#### [REQUIREMENTS]
Print the data exactly, leaving nothing out.

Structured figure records
+-------+

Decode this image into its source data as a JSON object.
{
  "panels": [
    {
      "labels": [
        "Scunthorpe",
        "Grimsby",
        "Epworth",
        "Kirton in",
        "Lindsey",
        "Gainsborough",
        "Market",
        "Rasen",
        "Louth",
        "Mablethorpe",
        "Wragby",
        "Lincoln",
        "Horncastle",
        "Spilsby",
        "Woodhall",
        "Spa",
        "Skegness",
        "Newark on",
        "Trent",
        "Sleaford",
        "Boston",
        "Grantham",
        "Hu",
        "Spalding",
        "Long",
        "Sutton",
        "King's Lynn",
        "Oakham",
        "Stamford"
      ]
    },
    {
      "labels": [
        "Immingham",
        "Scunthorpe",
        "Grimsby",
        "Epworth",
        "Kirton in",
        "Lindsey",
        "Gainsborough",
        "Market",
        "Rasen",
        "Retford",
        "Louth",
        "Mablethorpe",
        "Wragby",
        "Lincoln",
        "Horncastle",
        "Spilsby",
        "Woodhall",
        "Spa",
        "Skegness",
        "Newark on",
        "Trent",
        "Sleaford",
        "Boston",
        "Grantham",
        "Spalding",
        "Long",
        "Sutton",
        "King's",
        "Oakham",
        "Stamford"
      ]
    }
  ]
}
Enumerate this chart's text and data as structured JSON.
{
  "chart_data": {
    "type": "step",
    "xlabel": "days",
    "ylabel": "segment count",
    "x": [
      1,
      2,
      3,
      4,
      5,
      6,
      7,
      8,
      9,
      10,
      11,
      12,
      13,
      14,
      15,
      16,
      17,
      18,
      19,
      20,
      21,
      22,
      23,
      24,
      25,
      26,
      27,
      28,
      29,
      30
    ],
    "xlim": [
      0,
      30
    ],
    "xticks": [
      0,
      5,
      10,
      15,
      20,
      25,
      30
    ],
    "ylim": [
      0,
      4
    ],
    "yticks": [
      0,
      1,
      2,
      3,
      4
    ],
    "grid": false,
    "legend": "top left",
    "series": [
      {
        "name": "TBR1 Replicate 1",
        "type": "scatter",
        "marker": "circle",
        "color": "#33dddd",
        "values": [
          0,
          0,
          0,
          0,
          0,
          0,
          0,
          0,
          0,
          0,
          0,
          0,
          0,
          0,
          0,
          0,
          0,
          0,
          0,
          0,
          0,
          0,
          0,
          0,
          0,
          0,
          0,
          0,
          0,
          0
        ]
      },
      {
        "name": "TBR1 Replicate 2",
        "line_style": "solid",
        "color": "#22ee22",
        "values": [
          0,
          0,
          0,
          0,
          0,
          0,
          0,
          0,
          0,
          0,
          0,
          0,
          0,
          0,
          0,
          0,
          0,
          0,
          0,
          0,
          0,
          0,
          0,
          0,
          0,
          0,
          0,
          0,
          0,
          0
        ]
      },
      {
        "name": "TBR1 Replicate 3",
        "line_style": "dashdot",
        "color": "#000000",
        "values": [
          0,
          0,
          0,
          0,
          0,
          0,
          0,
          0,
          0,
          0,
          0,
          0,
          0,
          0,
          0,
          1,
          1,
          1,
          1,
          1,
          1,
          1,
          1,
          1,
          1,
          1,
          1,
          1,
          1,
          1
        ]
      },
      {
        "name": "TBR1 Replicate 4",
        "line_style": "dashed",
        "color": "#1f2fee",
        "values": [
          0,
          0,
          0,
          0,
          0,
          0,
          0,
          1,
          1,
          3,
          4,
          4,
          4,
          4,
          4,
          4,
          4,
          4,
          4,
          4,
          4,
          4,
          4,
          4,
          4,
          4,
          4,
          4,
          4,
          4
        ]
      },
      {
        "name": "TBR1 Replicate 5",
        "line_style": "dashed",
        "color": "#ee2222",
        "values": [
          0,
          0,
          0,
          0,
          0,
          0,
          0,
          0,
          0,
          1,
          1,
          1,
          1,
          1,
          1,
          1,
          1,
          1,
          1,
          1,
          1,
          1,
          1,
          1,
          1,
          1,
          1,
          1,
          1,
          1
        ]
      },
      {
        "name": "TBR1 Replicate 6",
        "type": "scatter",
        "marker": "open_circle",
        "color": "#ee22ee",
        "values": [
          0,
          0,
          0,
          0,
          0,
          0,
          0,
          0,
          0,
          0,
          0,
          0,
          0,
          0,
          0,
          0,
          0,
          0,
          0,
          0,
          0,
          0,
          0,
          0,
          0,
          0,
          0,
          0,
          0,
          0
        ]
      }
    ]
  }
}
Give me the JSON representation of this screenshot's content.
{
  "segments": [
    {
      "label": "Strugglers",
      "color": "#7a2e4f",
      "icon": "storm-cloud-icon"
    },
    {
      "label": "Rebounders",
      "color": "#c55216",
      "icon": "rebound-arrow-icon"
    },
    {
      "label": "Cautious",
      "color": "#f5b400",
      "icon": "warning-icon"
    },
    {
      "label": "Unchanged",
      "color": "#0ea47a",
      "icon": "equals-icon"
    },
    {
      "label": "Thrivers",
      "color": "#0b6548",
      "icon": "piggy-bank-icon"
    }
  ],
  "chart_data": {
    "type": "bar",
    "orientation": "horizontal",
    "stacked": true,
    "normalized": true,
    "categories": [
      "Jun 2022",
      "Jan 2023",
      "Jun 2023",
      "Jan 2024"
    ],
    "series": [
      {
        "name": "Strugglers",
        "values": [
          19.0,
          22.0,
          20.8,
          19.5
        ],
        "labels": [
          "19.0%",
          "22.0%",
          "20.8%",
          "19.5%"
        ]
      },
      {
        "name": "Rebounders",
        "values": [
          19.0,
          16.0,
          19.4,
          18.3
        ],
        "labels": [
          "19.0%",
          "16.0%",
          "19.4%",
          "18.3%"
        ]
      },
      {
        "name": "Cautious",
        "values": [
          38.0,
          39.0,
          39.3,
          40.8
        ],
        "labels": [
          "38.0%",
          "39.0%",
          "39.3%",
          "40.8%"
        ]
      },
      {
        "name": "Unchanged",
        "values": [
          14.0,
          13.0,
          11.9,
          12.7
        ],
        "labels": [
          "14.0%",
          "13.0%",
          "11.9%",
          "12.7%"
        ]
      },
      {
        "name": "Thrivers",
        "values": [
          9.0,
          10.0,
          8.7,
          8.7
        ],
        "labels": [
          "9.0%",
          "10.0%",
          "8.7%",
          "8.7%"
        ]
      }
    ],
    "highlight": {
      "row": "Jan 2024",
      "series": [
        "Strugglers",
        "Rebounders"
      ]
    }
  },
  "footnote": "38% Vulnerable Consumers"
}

+-------+

#### [WRITTEN ANSWER]
Decode this image into its source data as a JSON object.
{
  "panels": [
    {
      "labels": [
        "Scunthorpe",
        "Grimsby",
        "Epworth",
        "Kirton in",
        "Lindsey",
        "Gainsborough",
        "Market",
        "Rasen",
        "Louth",
        "Mablethorpe",
        "Wragby",
        "Lincoln",
        "Horncastle",
        "Spilsby",
        "Woodhall",
        "Spa",
        "Skegness",
        "Newark on",
        "Trent",
        "Sleaford",
        "Boston",
        "Grantham",
        "Hu",
        "Spalding",
        "Long",
        "Sutton",
        "King's Lynn",
        "Oakham",
        "Stamford"
      ]
    },
    {
      "labels": [
        "Immingham",
        "Scunthorpe",
        "Grimsby",
        "Epworth",
        "Kirton in",
        "Lindsey",
        "Gainsborough",
        "Market",
        "Rasen",
        "Retford",
        "Louth",
        "Mablethorpe",
        "Wragby",
        "Lincoln",
        "Horncastle",
        "Spilsby",
        "Woodhall",
        "Spa",
        "Skegness",
        "Newark on",
        "Trent",
        "Sleaford",
        "Boston",
        "Grantham",
        "Spalding",
        "Long",
        "Sutton",
        "King's",
        "Oakham",
        "Stamford"
      ]
    }
  ]
}
Enumerate this chart's text and data as structured JSON.
{
  "chart_data": {
    "type": "step",
    "xlabel": "days",
    "ylabel": "segment count",
    "x": [
      1,
      2,
      3,
      4,
      5,
      6,
      7,
      8,
      9,
      10,
      11,
      12,
      13,
      14,
      15,
      16,
      17,
      18,
      19,
      20,
      21,
      22,
      23,
      24,
      25,
      26,
      27,
      28,
      29,
      30
    ],
    "xlim": [
      0,
      30
    ],
    "xticks": [
      0,
      5,
      10,
      15,
      20,
      25,
      30
    ],
    "ylim": [
      0,
      4
    ],
    "yticks": [
      0,
      1,
      2,
      3,
      4
    ],
    "grid": false,
    "legend": "top left",
    "series": [
      {
        "name": "TBR1 Replicate 1",
        "type": "scatter",
        "marker": "circle",
        "color": "#33dddd",
        "values": [
          0,
          0,
          0,
          0,
          0,
          0,
          0,
          0,
          0,
          0,
          0,
          0,
          0,
          0,
          0,
          0,
          0,
          0,
          0,
          0,
          0,
          0,
          0,
          0,
          0,
          0,
          0,
          0,
          0,
          0
        ]
      },
      {
        "name": "TBR1 Replicate 2",
        "line_style": "solid",
        "color": "#22ee22",
        "values": [
          0,
          0,
          0,
          0,
          0,
          0,
          0,
          0,
          0,
          0,
          0,
          0,
          0,
          0,
          0,
          0,
          0,
          0,
          0,
          0,
          0,
          0,
          0,
          0,
          0,
          0,
          0,
          0,
          0,
          0
        ]
      },
      {
        "name": "TBR1 Replicate 3",
        "line_style": "dashdot",
        "color": "#000000",
        "values": [
          0,
          0,
          0,
          0,
          0,
          0,
          0,
          0,
          0,
          0,
          0,
          0,
          0,
          0,
          0,
          1,
          1,
          1,
          1,
          1,
          1,
          1,
          1,
          1,
          1,
          1,
          1,
          1,
          1,
          1
        ]
      },
      {
        "name": "TBR1 Replicate 4",
        "line_style": "dashed",
        "color": "#1f2fee",
        "values": [
          0,
          0,
          0,
          0,
          0,
          0,
          0,
          1,
          1,
          3,
          4,
          4,
          4,
          4,
          4,
          4,
          4,
          4,
          4,
          4,
          4,
          4,
          4,
          4,
          4,
          4,
          4,
          4,
          4,
          4
        ]
      },
      {
        "name": "TBR1 Replicate 5",
        "line_style": "dashed",
        "color": "#ee2222",
        "values": [
          0,
          0,
          0,
          0,
          0,
          0,
          0,
          0,
          0,
          1,
          1,
          1,
          1,
          1,
          1,
          1,
          1,
          1,
          1,
          1,
          1,
          1,
          1,
          1,
          1,
          1,
          1,
          1,
          1,
          1
        ]
      },
      {
        "name": "TBR1 Replicate 6",
        "type": "scatter",
        "marker": "open_circle",
        "color": "#ee22ee",
        "values": [
          0,
          0,
          0,
          0,
          0,
          0,
          0,
          0,
          0,
          0,
          0,
          0,
          0,
          0,
          0,
          0,
          0,
          0,
          0,
          0,
          0,
          0,
          0,
          0,
          0,
          0,
          0,
          0,
          0,
          0
        ]
      }
    ]
  }
}
Give me the JSON representation of this screenshot's content.
{
  "segments": [
    {
      "label": "Strugglers",
      "color": "#7a2e4f",
      "icon": "storm-cloud-icon"
    },
    {
      "label": "Rebounders",
      "color": "#c55216",
      "icon": "rebound-arrow-icon"
    },
    {
      "label": "Cautious",
      "color": "#f5b400",
      "icon": "warning-icon"
    },
    {
      "label": "Unchanged",
      "color": "#0ea47a",
      "icon": "equals-icon"
    },
    {
      "label": "Thrivers",
      "color": "#0b6548",
      "icon": "piggy-bank-icon"
    }
  ],
  "chart_data": {
    "type": "bar",
    "orientation": "horizontal",
    "stacked": true,
    "normalized": true,
    "categories": [
      "Jun 2022",
      "Jan 2023",
      "Jun 2023",
      "Jan 2024"
    ],
    "series": [
      {
        "name": "Strugglers",
        "values": [
          19.0,
          22.0,
          20.8,
          19.5
        ],
        "labels": [
          "19.0%",
          "22.0%",
          "20.8%",
          "19.5%"
        ]
      },
      {
        "name": "Rebounders",
        "values": [
          19.0,
          16.0,
          19.4,
          18.3
        ],
        "labels": [
          "19.0%",
          "16.0%",
          "19.4%",
          "18.3%"
        ]
      },
      {
        "name": "Cautious",
        "values": [
          38.0,
          39.0,
          39.3,
          40.8
        ],
        "labels": [
          "38.0%",
          "39.0%",
          "39.3%",
          "40.8%"
        ]
      },
      {
        "name": "Unchanged",
        "values": [
          14.0,
          13.0,
          11.9,
          12.7
        ],
        "labels": [
          "14.0%",
          "13.0%",
          "11.9%",
          "12.7%"
        ]
      },
      {
        "name": "Thrivers",
        "values": [
          9.0,
          10.0,
          8.7,
          8.7
        ],
        "labels": [
          "9.0%",
          "10.0%",
          "8.7%",
          "8.7%"
        ]
      }
    ],
    "highlight": {
      "row": "Jan 2024",
      "series": [
        "Strugglers",
        "Rebounders"
      ]
    }
  },
  "footnote": "38% Vulnerable Consumers"
}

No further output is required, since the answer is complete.